> [REQUIREMENT]
Exactly reproduce the lines that follow.

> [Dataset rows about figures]

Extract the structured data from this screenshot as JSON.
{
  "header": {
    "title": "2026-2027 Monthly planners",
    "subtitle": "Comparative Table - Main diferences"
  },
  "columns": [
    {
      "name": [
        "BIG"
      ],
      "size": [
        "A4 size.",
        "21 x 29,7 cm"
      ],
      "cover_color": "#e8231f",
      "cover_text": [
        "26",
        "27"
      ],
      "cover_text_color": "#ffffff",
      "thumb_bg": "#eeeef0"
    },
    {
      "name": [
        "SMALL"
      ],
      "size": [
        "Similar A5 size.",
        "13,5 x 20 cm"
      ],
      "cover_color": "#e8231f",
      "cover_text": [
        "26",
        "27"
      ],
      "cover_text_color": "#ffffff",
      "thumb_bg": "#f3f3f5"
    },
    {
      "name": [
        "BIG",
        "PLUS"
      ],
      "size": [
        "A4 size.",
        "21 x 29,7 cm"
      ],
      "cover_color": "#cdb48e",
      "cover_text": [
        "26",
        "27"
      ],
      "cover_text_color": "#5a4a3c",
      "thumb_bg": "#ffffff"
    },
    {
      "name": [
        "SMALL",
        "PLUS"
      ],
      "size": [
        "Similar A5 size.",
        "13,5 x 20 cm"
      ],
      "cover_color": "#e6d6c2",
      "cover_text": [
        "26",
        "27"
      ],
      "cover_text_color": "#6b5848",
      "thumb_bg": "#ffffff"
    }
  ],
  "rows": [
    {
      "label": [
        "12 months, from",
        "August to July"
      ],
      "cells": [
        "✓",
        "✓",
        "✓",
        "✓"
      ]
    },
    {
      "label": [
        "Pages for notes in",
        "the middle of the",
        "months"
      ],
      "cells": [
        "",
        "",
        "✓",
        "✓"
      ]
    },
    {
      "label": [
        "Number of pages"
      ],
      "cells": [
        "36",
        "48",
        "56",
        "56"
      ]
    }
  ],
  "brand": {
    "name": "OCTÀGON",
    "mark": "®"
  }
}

> [FINAL RESULT]
Extract the structured data from this screenshot as JSON.
{
  "header": {
    "title": "2026-2027 Monthly planners",
    "subtitle": "Comparative Table - Main diferences"
  },
  "columns": [
    {
      "name": [
        "BIG"
      ],
      "size": [
        "A4 size.",
        "21 x 29,7 cm"
      ],
      "cover_color": "#e8231f",
      "cover_text": [
        "26",
        "27"
      ],
      "cover_text_color": "#ffffff",
      "thumb_bg": "#eeeef0"
    },
    {
      "name": [
        "SMALL"
      ],
      "size": [
        "Similar A5 size.",
        "13,5 x 20 cm"
      ],
      "cover_color": "#e8231f",
      "cover_text": [
        "26",
        "27"
      ],
      "cover_text_color": "#ffffff",
      "thumb_bg": "#f3f3f5"
    },
    {
      "name": [
        "BIG",
        "PLUS"
      ],
      "size": [
        "A4 size.",
        "21 x 29,7 cm"
      ],
      "cover_color": "#cdb48e",
      "cover_text": [
        "26",
        "27"
      ],
      "cover_text_color": "#5a4a3c",
      "thumb_bg": "#ffffff"
    },
    {
      "name": [
        "SMALL",
        "PLUS"
      ],
      "size": [
        "Similar A5 size.",
        "13,5 x 20 cm"
      ],
      "cover_color": "#e6d6c2",
      "cover_text": [
        "26",
        "27"
      ],
      "cover_text_color": "#6b5848",
      "thumb_bg": "#ffffff"
    }
  ],
  "rows": [
    {
      "label": [
        "12 months, from",
        "August to July"
      ],
      "cells": [
        "✓",
        "✓",
        "✓",
        "✓"
      ]
    },
    {
      "label": [
        "Pages for notes in",
        "the middle of the",
        "months"
      ],
      "cells": [
        "",
        "",
        "✓",
        "✓"
      ]
    },
    {
      "label": [
        "Number of pages"
      ],
      "cells": [
        "36",
        "48",
        "56",
        "56"
      ]
    }
  ],
  "brand": {
    "name": "OCTÀGON",
    "mark": "®"
  }
}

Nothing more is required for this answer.